Vâkıa Sûresi Okunuşu ve Türkçe Meali
1. إِذَا وَقَعَتِ الْوَاقِعَةُ
1. İzē vegaatil vēgiah.
1. Olacak vak'a olduğu zaman
2. لَيْسَ لِوَقْعَتِهَا كَاذِبَةٌ
2. Leyse liveg atihē kēzibeh.
2. Onun oluşunu yalanlayacak kimse yoktur.
3. خَافِضَةٌ رَّافِعَةٌ
3. [K]hâfidatur-râfiah.
3. O, alçaltıcıdır, yükselticidir.
4. إِذَا رُجَّتِ الْأَرْضُ رَجّاً
4. İzē ruccetil erdu raccē,
4. Yer şiddetle sarsıldığı,
5. وَبُسَّتِ الْجِبَالُ بَسّاً
5. Vebussetil cibēlu bessē,
5. Dağlar serpildikçe serpildiği,
6. فَكَانَتْ هَبَاء مُّنبَثّاً
6. Fekēnet hebēen münbessen...
6. Dağılıp toz duman haline geldiği...
7. وَكُنتُمْ أَزْوَاجاً ثَلَاثَةً
7. Veküntüm ezvēcen selēseh.
7. Ve sizler üç sınıf olduğunuz zaman.
8. فَأَصْحَابُ الْمَيْمَنَةِ مَا أَصْحَابُ الْمَيْمَنَةِ
8. Feeshâbul meymeneti mē eshâbul meymeneh.

Veri kümesinden alıntı
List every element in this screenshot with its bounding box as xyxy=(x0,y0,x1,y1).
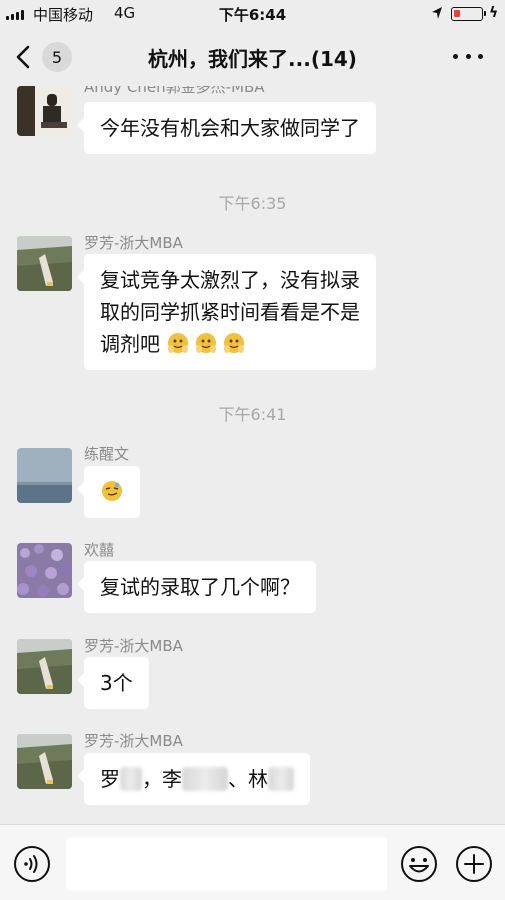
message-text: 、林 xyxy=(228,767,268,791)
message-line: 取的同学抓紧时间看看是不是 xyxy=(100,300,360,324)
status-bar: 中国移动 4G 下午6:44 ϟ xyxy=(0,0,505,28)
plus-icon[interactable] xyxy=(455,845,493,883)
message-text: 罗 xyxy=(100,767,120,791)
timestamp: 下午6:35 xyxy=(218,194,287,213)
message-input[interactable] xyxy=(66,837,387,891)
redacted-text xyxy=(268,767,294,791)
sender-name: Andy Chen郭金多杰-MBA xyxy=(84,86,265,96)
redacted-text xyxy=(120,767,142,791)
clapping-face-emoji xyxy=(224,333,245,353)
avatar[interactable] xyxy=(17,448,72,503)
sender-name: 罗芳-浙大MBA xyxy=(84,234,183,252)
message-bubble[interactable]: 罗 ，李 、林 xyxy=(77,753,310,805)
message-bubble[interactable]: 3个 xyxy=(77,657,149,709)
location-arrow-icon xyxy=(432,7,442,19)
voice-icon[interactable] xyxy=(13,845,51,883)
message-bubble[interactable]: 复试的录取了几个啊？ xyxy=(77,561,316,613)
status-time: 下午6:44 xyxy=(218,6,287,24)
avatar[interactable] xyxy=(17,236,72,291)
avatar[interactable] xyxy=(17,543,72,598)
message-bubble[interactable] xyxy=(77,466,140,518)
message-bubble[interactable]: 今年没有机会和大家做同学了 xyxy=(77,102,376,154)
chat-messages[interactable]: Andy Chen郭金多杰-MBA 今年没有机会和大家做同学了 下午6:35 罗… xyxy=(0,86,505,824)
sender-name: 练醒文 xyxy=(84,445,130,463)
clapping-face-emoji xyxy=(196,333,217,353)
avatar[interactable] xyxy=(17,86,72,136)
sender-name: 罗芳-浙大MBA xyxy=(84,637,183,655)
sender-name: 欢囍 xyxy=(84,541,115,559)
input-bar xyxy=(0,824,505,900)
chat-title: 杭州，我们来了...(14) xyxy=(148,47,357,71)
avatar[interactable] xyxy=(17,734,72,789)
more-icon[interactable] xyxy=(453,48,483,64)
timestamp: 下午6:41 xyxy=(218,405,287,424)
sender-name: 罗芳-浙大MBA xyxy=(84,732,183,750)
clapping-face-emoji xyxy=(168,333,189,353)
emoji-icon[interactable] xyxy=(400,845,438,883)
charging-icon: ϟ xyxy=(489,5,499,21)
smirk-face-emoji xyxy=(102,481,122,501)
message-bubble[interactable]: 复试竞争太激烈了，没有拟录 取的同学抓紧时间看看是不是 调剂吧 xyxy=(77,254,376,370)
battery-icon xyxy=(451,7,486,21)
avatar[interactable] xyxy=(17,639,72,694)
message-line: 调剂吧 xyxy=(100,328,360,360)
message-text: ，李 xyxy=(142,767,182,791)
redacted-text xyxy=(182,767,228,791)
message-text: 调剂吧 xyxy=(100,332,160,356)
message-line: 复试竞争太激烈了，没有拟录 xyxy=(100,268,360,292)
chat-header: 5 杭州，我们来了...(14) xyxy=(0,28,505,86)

* * *

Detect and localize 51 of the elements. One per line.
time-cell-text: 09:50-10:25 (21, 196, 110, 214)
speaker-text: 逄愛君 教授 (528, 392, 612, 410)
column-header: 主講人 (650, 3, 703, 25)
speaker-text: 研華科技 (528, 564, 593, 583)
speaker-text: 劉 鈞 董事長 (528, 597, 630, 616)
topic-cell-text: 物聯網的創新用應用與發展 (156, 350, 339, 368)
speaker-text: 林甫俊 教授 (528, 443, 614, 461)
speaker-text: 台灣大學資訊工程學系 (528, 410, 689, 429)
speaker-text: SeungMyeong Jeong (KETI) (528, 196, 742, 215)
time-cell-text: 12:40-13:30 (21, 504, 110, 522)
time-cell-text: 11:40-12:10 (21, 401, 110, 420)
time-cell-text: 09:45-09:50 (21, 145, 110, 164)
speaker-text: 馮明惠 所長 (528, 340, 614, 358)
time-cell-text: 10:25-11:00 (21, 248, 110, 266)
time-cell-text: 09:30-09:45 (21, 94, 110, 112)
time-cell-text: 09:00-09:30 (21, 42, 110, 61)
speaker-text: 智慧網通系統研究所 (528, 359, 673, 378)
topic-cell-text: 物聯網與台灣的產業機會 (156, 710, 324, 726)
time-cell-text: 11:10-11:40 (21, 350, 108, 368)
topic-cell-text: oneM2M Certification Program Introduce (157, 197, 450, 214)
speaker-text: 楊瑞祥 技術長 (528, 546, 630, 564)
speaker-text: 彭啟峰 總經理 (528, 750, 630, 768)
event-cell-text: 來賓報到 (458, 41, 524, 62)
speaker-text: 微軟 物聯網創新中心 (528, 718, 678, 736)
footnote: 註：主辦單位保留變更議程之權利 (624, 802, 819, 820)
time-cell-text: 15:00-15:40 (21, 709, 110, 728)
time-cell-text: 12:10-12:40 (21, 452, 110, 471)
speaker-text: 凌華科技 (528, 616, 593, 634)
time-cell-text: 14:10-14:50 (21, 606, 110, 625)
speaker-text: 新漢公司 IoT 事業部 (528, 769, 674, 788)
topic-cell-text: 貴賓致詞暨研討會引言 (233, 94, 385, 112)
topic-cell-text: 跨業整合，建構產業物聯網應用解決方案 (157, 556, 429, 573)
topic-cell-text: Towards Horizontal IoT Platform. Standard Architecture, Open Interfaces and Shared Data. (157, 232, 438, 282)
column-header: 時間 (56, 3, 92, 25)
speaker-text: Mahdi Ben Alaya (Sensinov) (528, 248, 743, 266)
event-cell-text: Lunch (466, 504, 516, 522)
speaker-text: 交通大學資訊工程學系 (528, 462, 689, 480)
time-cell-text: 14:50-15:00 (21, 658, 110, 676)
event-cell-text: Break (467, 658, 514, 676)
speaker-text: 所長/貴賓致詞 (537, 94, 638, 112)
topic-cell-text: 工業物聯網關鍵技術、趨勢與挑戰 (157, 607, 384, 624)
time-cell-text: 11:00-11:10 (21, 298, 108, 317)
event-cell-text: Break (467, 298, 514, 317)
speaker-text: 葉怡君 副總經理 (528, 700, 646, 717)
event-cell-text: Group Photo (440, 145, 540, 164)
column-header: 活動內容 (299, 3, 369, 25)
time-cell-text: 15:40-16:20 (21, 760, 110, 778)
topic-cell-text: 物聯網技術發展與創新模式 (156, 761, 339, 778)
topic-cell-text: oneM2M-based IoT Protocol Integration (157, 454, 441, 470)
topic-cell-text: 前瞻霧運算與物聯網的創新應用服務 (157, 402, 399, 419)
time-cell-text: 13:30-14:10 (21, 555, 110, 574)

* * *

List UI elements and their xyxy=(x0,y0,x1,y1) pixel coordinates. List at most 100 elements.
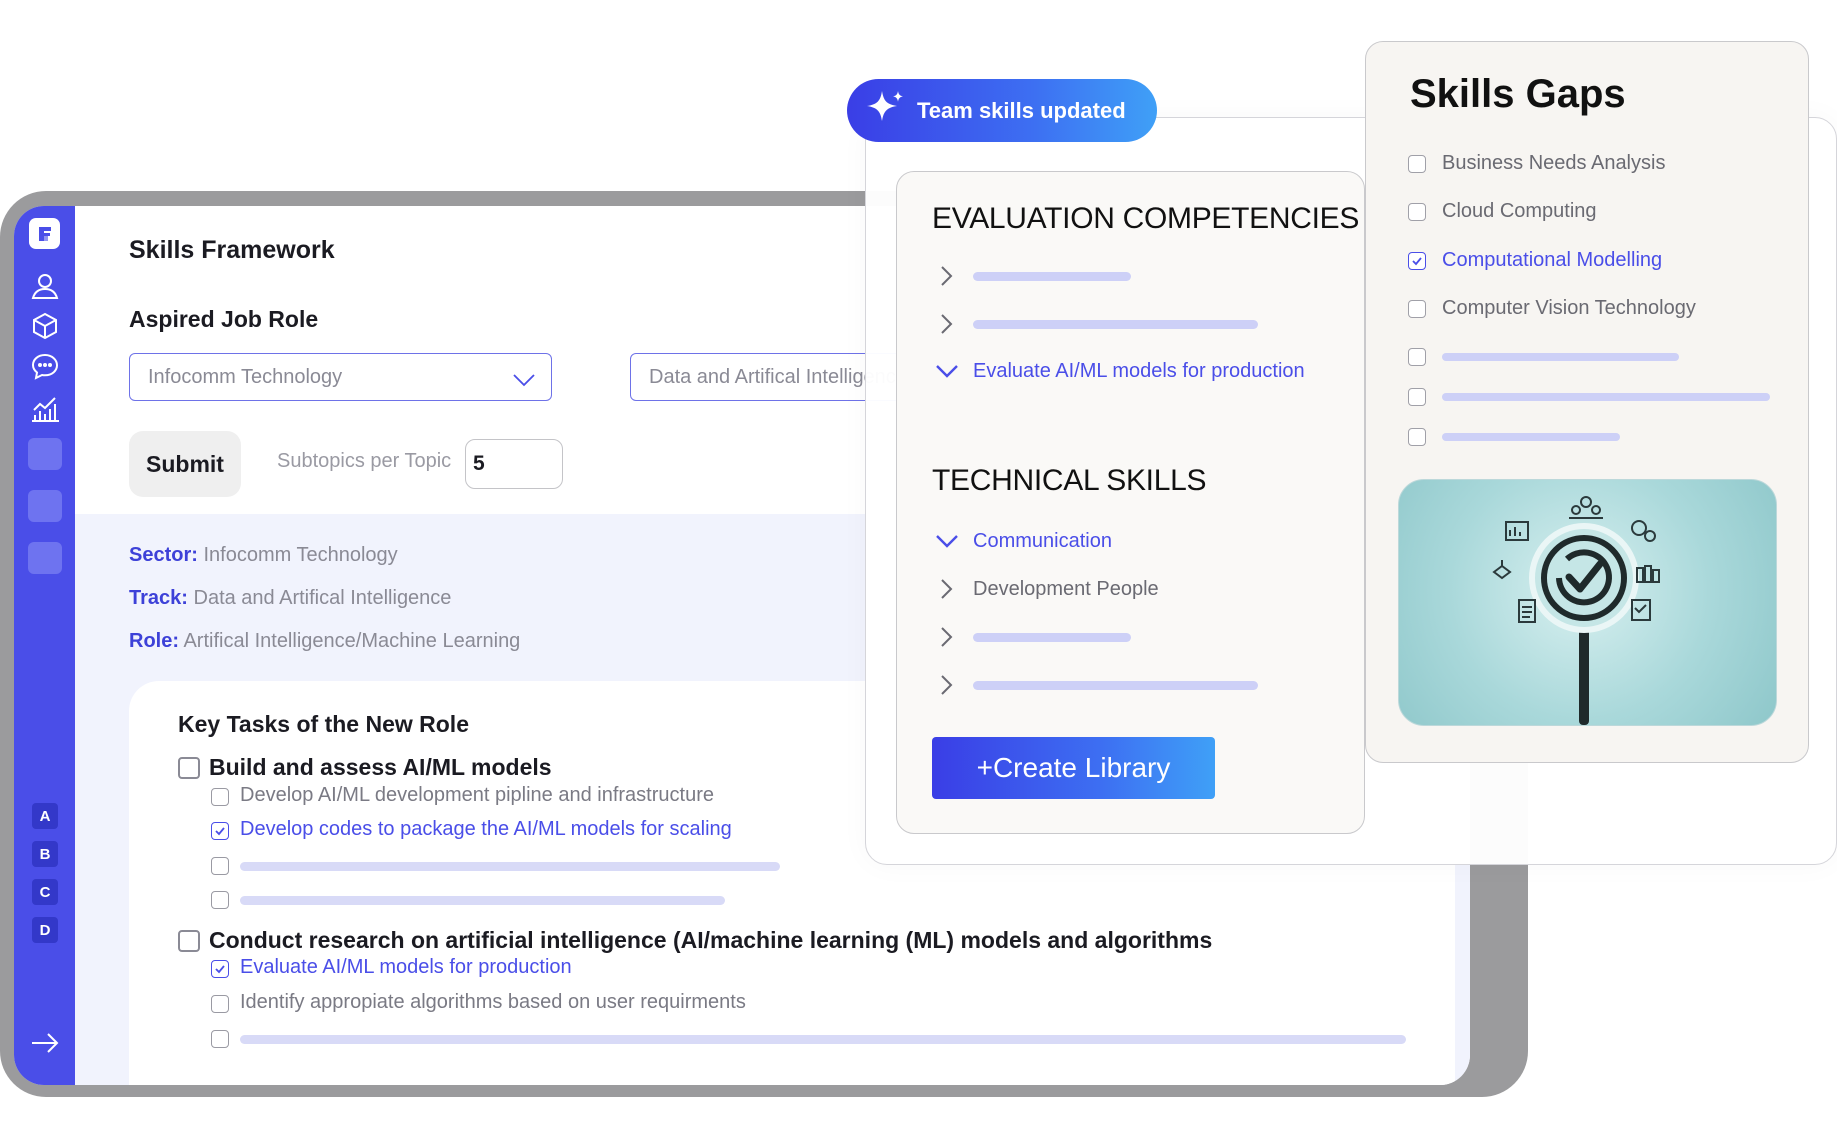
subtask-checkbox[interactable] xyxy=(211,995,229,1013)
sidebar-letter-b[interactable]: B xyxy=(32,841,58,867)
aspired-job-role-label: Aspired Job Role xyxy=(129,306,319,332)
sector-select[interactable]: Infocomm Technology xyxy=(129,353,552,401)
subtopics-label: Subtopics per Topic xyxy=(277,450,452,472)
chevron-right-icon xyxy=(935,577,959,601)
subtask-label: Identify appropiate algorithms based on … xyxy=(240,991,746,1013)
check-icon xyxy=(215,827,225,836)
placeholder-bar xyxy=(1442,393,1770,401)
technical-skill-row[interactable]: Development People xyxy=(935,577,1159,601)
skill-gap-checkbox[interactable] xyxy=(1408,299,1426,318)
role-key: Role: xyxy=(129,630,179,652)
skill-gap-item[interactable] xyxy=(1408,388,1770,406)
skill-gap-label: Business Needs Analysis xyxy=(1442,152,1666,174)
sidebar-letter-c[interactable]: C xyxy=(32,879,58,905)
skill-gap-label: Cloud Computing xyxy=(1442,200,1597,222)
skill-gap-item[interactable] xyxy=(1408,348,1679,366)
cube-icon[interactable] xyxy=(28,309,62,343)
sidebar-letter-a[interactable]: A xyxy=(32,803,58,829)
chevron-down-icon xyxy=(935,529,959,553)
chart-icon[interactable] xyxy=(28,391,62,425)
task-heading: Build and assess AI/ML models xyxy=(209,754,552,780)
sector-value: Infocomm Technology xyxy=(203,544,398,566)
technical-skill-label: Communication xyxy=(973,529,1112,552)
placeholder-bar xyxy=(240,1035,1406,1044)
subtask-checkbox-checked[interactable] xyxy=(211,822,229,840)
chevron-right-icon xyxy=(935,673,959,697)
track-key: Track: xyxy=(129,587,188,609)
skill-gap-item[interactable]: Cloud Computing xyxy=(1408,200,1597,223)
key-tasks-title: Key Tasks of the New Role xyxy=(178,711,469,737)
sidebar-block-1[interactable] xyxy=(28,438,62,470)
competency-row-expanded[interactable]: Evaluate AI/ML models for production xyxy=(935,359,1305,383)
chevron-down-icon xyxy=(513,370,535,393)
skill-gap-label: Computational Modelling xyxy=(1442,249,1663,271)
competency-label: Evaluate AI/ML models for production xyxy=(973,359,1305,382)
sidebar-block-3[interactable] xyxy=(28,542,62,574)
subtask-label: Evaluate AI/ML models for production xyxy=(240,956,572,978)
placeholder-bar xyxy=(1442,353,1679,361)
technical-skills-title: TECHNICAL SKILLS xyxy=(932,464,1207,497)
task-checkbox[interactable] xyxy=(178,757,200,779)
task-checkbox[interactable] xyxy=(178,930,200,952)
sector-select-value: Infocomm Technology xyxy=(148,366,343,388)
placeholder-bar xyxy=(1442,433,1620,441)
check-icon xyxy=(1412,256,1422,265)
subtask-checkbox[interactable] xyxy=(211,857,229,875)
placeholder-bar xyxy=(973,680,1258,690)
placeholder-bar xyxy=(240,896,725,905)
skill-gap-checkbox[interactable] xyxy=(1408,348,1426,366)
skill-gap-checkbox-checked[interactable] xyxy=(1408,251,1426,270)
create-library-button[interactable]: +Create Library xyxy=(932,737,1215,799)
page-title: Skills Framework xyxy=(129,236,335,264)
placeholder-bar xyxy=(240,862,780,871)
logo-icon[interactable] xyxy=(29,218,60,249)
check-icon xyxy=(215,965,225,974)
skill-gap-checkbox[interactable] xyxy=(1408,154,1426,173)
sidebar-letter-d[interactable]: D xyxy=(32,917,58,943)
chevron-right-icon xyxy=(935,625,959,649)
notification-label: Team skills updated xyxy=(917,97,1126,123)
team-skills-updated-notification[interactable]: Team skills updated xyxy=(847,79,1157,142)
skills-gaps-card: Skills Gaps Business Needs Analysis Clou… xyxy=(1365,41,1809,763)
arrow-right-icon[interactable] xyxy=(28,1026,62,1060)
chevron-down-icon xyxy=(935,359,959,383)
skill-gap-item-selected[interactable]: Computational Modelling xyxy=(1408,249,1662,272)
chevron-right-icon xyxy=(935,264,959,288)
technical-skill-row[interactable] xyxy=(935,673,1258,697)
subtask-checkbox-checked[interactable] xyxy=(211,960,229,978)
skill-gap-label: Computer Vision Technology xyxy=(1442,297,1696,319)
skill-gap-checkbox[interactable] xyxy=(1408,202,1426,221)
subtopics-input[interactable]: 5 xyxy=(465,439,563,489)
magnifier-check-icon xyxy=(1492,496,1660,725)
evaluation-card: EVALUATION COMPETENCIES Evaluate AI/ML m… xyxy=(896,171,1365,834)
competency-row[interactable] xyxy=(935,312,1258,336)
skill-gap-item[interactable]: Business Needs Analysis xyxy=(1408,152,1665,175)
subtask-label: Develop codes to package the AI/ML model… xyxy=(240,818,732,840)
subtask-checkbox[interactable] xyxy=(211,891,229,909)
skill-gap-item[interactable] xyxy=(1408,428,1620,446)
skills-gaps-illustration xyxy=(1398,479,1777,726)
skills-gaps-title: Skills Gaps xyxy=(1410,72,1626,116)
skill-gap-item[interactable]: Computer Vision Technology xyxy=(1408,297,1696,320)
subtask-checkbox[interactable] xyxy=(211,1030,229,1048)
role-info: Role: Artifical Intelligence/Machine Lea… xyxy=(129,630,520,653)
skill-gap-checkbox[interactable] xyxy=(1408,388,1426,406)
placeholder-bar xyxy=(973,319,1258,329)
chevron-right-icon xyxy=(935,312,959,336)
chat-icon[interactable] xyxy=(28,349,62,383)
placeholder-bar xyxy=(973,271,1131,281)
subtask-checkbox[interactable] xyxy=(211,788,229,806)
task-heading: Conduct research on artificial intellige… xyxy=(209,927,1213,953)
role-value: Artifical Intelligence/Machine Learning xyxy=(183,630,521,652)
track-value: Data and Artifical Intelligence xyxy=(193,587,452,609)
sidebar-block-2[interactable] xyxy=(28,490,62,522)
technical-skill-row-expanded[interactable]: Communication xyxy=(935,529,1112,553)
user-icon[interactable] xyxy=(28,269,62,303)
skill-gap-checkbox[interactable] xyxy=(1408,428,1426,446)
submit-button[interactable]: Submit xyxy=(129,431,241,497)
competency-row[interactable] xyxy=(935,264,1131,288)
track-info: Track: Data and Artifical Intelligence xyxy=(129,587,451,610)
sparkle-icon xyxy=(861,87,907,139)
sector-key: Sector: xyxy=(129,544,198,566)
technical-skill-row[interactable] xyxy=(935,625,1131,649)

Yapılacak iş
Vâkıa Sûresi metninde "Vâkıa Sûresi Okunuşu" ile başlayıp "yalanlayacak kimse yoktur." ifadesine kadar, bu ifade de dahil olmak üzere süren bölümü hiçbir değişiklik yapmadan tekrar yazın.

Çözüm
Vâkıa Sûresi Okunuşu ve Türkçe Meali
1. إِذَا وَقَعَتِ الْوَاقِعَةُ
1. İzē vegaatil vēgiah.
1. Olacak vak'a olduğu zaman
2. لَيْسَ لِوَقْعَتِهَا كَاذِبَةٌ
2. Leyse liveg atihē kēzibeh.
2. Onun oluşunu yalanlayacak kimse yoktur.